Annotated element listings
- - -
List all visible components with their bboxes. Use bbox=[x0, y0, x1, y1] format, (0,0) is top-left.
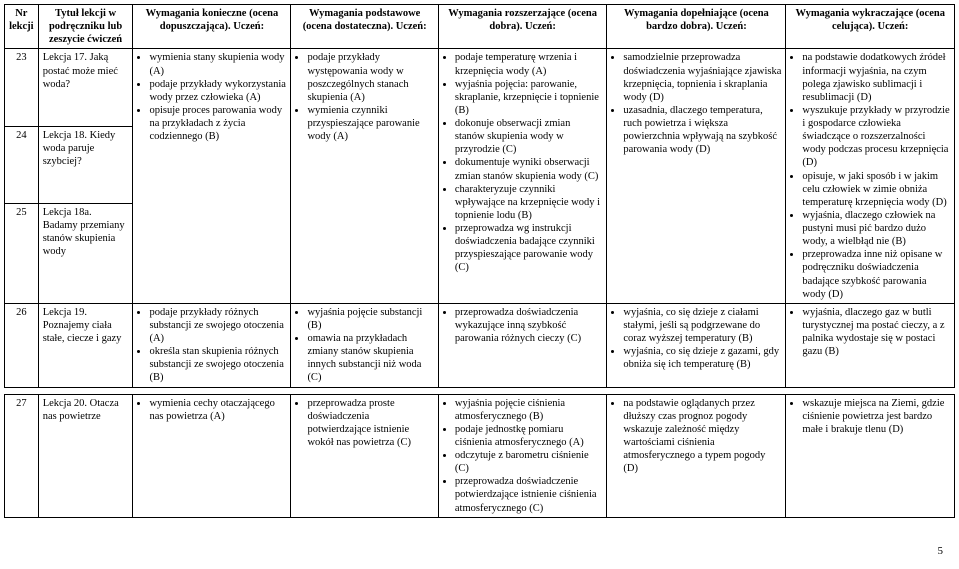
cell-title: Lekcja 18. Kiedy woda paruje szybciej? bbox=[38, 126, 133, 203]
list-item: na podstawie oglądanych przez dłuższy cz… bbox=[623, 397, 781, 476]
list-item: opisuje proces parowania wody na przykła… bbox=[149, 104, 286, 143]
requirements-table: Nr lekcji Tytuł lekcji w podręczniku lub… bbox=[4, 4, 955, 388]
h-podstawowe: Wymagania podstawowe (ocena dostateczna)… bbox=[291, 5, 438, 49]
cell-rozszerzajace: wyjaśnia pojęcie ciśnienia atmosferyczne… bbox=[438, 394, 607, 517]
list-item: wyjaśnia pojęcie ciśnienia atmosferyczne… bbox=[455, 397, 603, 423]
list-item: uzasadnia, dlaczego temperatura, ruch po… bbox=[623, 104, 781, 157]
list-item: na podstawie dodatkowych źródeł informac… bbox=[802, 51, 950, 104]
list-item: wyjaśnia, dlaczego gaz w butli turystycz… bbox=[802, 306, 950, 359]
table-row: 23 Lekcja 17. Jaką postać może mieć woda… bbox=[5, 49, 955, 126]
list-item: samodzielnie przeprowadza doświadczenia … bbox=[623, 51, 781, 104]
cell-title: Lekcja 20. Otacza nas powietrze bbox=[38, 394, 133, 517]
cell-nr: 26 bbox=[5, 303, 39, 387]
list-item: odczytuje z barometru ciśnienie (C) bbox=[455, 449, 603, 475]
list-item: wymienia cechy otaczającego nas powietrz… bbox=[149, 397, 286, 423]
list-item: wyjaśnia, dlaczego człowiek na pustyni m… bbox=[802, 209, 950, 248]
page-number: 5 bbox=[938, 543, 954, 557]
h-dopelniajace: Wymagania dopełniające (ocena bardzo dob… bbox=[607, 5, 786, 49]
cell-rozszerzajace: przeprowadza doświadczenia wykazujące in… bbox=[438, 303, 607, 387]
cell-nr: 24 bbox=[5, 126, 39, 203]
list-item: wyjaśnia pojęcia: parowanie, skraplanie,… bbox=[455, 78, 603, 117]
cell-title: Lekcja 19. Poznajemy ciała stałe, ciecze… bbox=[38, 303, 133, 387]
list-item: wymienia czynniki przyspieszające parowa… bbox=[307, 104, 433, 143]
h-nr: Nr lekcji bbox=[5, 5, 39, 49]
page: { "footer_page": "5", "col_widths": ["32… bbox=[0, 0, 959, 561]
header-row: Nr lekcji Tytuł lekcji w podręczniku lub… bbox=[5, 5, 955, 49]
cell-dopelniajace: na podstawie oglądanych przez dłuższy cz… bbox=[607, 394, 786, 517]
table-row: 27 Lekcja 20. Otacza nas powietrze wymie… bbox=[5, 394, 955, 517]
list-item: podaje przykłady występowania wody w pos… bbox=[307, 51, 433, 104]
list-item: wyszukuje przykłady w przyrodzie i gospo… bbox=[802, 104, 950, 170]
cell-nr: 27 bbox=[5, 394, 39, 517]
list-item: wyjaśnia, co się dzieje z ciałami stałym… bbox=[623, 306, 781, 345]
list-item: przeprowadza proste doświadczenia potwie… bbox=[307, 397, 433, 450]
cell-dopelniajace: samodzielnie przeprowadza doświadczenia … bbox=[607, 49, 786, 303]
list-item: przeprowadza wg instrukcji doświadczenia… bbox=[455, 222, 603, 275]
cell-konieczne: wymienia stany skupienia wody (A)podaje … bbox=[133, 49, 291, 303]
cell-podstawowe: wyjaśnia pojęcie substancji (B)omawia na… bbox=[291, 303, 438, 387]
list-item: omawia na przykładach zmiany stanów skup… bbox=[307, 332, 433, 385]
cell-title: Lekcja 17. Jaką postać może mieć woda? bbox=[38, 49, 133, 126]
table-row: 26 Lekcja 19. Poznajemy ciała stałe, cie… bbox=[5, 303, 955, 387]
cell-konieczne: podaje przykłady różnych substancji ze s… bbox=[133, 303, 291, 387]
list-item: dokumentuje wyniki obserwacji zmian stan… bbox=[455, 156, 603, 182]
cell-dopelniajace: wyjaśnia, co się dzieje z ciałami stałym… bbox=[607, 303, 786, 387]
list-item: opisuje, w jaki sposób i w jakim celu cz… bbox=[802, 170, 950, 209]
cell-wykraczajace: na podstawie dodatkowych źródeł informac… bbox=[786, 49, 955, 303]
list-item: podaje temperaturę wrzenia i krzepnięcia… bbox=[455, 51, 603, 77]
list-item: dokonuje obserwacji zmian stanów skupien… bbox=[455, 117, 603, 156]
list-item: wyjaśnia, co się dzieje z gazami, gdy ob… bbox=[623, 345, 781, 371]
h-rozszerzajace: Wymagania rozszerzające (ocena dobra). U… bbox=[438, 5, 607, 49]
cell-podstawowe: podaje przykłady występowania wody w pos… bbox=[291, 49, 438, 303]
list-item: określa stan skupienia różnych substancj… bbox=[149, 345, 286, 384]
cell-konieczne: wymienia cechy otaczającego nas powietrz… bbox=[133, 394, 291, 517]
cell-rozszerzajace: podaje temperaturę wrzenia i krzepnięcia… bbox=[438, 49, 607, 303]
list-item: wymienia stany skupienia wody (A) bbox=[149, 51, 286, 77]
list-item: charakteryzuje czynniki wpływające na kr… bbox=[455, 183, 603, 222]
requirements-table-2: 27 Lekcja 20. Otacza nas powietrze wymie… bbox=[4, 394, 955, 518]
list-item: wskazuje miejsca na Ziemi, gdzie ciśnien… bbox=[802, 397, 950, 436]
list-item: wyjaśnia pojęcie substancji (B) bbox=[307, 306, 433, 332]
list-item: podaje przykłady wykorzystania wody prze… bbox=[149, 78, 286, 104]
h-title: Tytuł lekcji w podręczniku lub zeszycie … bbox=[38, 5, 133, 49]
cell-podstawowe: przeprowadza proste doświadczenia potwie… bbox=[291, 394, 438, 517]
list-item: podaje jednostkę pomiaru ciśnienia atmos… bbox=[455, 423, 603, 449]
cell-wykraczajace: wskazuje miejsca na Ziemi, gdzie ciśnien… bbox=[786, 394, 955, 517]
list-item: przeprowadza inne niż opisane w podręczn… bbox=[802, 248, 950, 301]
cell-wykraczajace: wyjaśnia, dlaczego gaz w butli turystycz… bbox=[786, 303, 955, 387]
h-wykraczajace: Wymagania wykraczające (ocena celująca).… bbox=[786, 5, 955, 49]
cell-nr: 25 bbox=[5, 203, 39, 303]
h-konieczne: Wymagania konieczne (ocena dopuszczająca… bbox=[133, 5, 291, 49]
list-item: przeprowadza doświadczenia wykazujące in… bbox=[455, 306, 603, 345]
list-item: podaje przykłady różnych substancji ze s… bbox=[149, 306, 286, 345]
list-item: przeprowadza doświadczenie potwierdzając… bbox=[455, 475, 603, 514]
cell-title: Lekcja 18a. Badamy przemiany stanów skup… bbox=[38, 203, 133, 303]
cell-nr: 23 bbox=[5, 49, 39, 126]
- - -
=== REQUEST ===
Please reproduce every line of the listing above word for word, leaving out the pictures.

=== SOLUTION BELOW ===
List all visible components with their bboxes. Use bbox=[x0, y0, x1, y1] format, (0,0) is top-left.
cell-title: Lekcja 18. Kiedy woda paruje szybciej? bbox=[38, 126, 133, 203]
list-item: na podstawie oglądanych przez dłuższy cz… bbox=[623, 397, 781, 476]
list-item: opisuje proces parowania wody na przykła… bbox=[149, 104, 286, 143]
requirements-table: Nr lekcji Tytuł lekcji w podręczniku lub… bbox=[4, 4, 955, 388]
h-podstawowe: Wymagania podstawowe (ocena dostateczna)… bbox=[291, 5, 438, 49]
cell-rozszerzajace: wyjaśnia pojęcie ciśnienia atmosferyczne… bbox=[438, 394, 607, 517]
list-item: wyjaśnia pojęcie ciśnienia atmosferyczne… bbox=[455, 397, 603, 423]
list-item: uzasadnia, dlaczego temperatura, ruch po… bbox=[623, 104, 781, 157]
list-item: na podstawie dodatkowych źródeł informac… bbox=[802, 51, 950, 104]
list-item: wyjaśnia, dlaczego gaz w butli turystycz… bbox=[802, 306, 950, 359]
table-row: 23 Lekcja 17. Jaką postać może mieć woda… bbox=[5, 49, 955, 126]
list-item: samodzielnie przeprowadza doświadczenia … bbox=[623, 51, 781, 104]
cell-title: Lekcja 20. Otacza nas powietrze bbox=[38, 394, 133, 517]
cell-nr: 26 bbox=[5, 303, 39, 387]
list-item: odczytuje z barometru ciśnienie (C) bbox=[455, 449, 603, 475]
list-item: wymienia cechy otaczającego nas powietrz… bbox=[149, 397, 286, 423]
list-item: wyjaśnia, dlaczego człowiek na pustyni m… bbox=[802, 209, 950, 248]
page-number: 5 bbox=[938, 543, 954, 557]
h-dopelniajace: Wymagania dopełniające (ocena bardzo dob… bbox=[607, 5, 786, 49]
cell-rozszerzajace: przeprowadza doświadczenia wykazujące in… bbox=[438, 303, 607, 387]
cell-nr: 24 bbox=[5, 126, 39, 203]
list-item: wyjaśnia pojęcia: parowanie, skraplanie,… bbox=[455, 78, 603, 117]
cell-title: Lekcja 19. Poznajemy ciała stałe, ciecze… bbox=[38, 303, 133, 387]
list-item: wymienia czynniki przyspieszające parowa… bbox=[307, 104, 433, 143]
h-nr: Nr lekcji bbox=[5, 5, 39, 49]
page: { "footer_page": "5", "col_widths": ["32… bbox=[0, 0, 959, 561]
header-row: Nr lekcji Tytuł lekcji w podręczniku lub… bbox=[5, 5, 955, 49]
cell-dopelniajace: na podstawie oglądanych przez dłuższy cz… bbox=[607, 394, 786, 517]
table-row: 27 Lekcja 20. Otacza nas powietrze wymie… bbox=[5, 394, 955, 517]
list-item: podaje przykłady występowania wody w pos… bbox=[307, 51, 433, 104]
list-item: wyszukuje przykłady w przyrodzie i gospo… bbox=[802, 104, 950, 170]
cell-nr: 27 bbox=[5, 394, 39, 517]
list-item: wyjaśnia, co się dzieje z ciałami stałym… bbox=[623, 306, 781, 345]
list-item: przeprowadza proste doświadczenia potwie… bbox=[307, 397, 433, 450]
cell-dopelniajace: samodzielnie przeprowadza doświadczenia … bbox=[607, 49, 786, 303]
list-item: przeprowadza wg instrukcji doświadczenia… bbox=[455, 222, 603, 275]
cell-konieczne: wymienia stany skupienia wody (A)podaje … bbox=[133, 49, 291, 303]
cell-podstawowe: wyjaśnia pojęcie substancji (B)omawia na… bbox=[291, 303, 438, 387]
list-item: omawia na przykładach zmiany stanów skup… bbox=[307, 332, 433, 385]
cell-title: Lekcja 17. Jaką postać może mieć woda? bbox=[38, 49, 133, 126]
table-row: 26 Lekcja 19. Poznajemy ciała stałe, cie… bbox=[5, 303, 955, 387]
cell-konieczne: podaje przykłady różnych substancji ze s… bbox=[133, 303, 291, 387]
list-item: dokumentuje wyniki obserwacji zmian stan… bbox=[455, 156, 603, 182]
cell-dopelniajace: wyjaśnia, co się dzieje z ciałami stałym… bbox=[607, 303, 786, 387]
list-item: opisuje, w jaki sposób i w jakim celu cz… bbox=[802, 170, 950, 209]
cell-wykraczajace: na podstawie dodatkowych źródeł informac… bbox=[786, 49, 955, 303]
list-item: podaje temperaturę wrzenia i krzepnięcia… bbox=[455, 51, 603, 77]
list-item: dokonuje obserwacji zmian stanów skupien… bbox=[455, 117, 603, 156]
list-item: wyjaśnia, co się dzieje z gazami, gdy ob… bbox=[623, 345, 781, 371]
h-rozszerzajace: Wymagania rozszerzające (ocena dobra). U… bbox=[438, 5, 607, 49]
cell-podstawowe: podaje przykłady występowania wody w pos… bbox=[291, 49, 438, 303]
list-item: określa stan skupienia różnych substancj… bbox=[149, 345, 286, 384]
cell-konieczne: wymienia cechy otaczającego nas powietrz… bbox=[133, 394, 291, 517]
cell-rozszerzajace: podaje temperaturę wrzenia i krzepnięcia… bbox=[438, 49, 607, 303]
list-item: wymienia stany skupienia wody (A) bbox=[149, 51, 286, 77]
list-item: charakteryzuje czynniki wpływające na kr… bbox=[455, 183, 603, 222]
requirements-table-2: 27 Lekcja 20. Otacza nas powietrze wymie… bbox=[4, 394, 955, 518]
list-item: wskazuje miejsca na Ziemi, gdzie ciśnien… bbox=[802, 397, 950, 436]
list-item: wyjaśnia pojęcie substancji (B) bbox=[307, 306, 433, 332]
list-item: podaje przykłady wykorzystania wody prze… bbox=[149, 78, 286, 104]
h-title: Tytuł lekcji w podręczniku lub zeszycie … bbox=[38, 5, 133, 49]
cell-podstawowe: przeprowadza proste doświadczenia potwie… bbox=[291, 394, 438, 517]
list-item: podaje jednostkę pomiaru ciśnienia atmos… bbox=[455, 423, 603, 449]
cell-wykraczajace: wskazuje miejsca na Ziemi, gdzie ciśnien… bbox=[786, 394, 955, 517]
list-item: przeprowadza inne niż opisane w podręczn… bbox=[802, 248, 950, 301]
cell-wykraczajace: wyjaśnia, dlaczego gaz w butli turystycz… bbox=[786, 303, 955, 387]
h-wykraczajace: Wymagania wykraczające (ocena celująca).… bbox=[786, 5, 955, 49]
cell-nr: 25 bbox=[5, 203, 39, 303]
h-konieczne: Wymagania konieczne (ocena dopuszczająca… bbox=[133, 5, 291, 49]
list-item: przeprowadza doświadczenia wykazujące in… bbox=[455, 306, 603, 345]
list-item: podaje przykłady różnych substancji ze s… bbox=[149, 306, 286, 345]
list-item: przeprowadza doświadczenie potwierdzając… bbox=[455, 475, 603, 514]
cell-title: Lekcja 18a. Badamy przemiany stanów skup… bbox=[38, 203, 133, 303]
cell-nr: 23 bbox=[5, 49, 39, 126]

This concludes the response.